[Material to process Boundary: Start]

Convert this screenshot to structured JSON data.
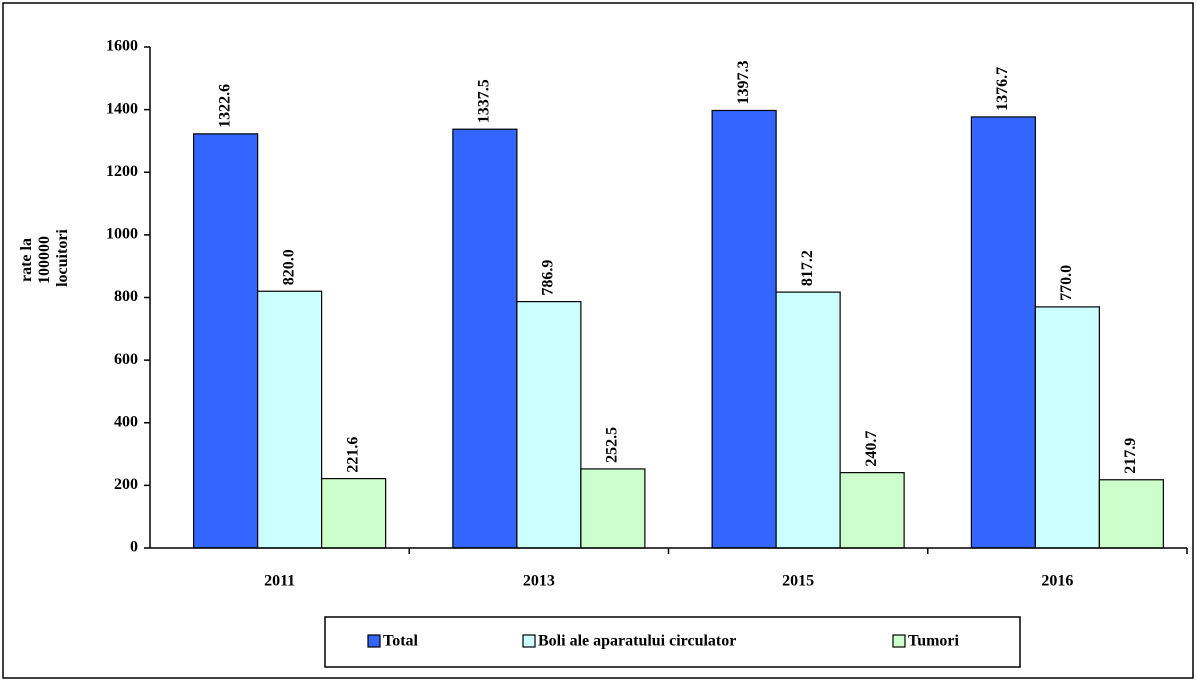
{
  "chart_data": {
    "type": "bar",
    "y_label": [
      "rate la",
      "100000",
      "locuitori"
    ],
    "categories": [
      "2011",
      "2013",
      "2015",
      "2016"
    ],
    "series": [
      {
        "name": "Total",
        "color": "#3366ff",
        "values": [
          1322.6,
          1337.5,
          1397.3,
          1376.7
        ],
        "value_labels": [
          "1322.6",
          "1337.5",
          "1397.3",
          "1376.7"
        ]
      },
      {
        "name": "Boli ale aparatului circulator",
        "color": "#ccffff",
        "values": [
          820.0,
          786.9,
          817.2,
          770.0
        ],
        "value_labels": [
          "820.0",
          "786.9",
          "817.2",
          "770.0"
        ]
      },
      {
        "name": "Tumori",
        "color": "#ccffcc",
        "values": [
          221.6,
          252.5,
          240.7,
          217.9
        ],
        "value_labels": [
          "221.6",
          "252.5",
          "240.7",
          "217.9"
        ]
      }
    ],
    "ylim": [
      0,
      1600
    ],
    "yticks": [
      0,
      200,
      400,
      600,
      800,
      1000,
      1200,
      1400,
      1600
    ],
    "grid": false,
    "legend": "bottom"
  }
}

[Material to process Boundary: End]

Required work: The reply should hold every line of the material above, unchanged, and no pictures.

Reply to the exercise:
Convert this screenshot to structured JSON data.
{
  "chart_data": {
    "type": "bar",
    "y_label": [
      "rate la",
      "100000",
      "locuitori"
    ],
    "categories": [
      "2011",
      "2013",
      "2015",
      "2016"
    ],
    "series": [
      {
        "name": "Total",
        "color": "#3366ff",
        "values": [
          1322.6,
          1337.5,
          1397.3,
          1376.7
        ],
        "value_labels": [
          "1322.6",
          "1337.5",
          "1397.3",
          "1376.7"
        ]
      },
      {
        "name": "Boli ale aparatului circulator",
        "color": "#ccffff",
        "values": [
          820.0,
          786.9,
          817.2,
          770.0
        ],
        "value_labels": [
          "820.0",
          "786.9",
          "817.2",
          "770.0"
        ]
      },
      {
        "name": "Tumori",
        "color": "#ccffcc",
        "values": [
          221.6,
          252.5,
          240.7,
          217.9
        ],
        "value_labels": [
          "221.6",
          "252.5",
          "240.7",
          "217.9"
        ]
      }
    ],
    "ylim": [
      0,
      1600
    ],
    "yticks": [
      0,
      200,
      400,
      600,
      800,
      1000,
      1200,
      1400,
      1600
    ],
    "grid": false,
    "legend": "bottom"
  }
}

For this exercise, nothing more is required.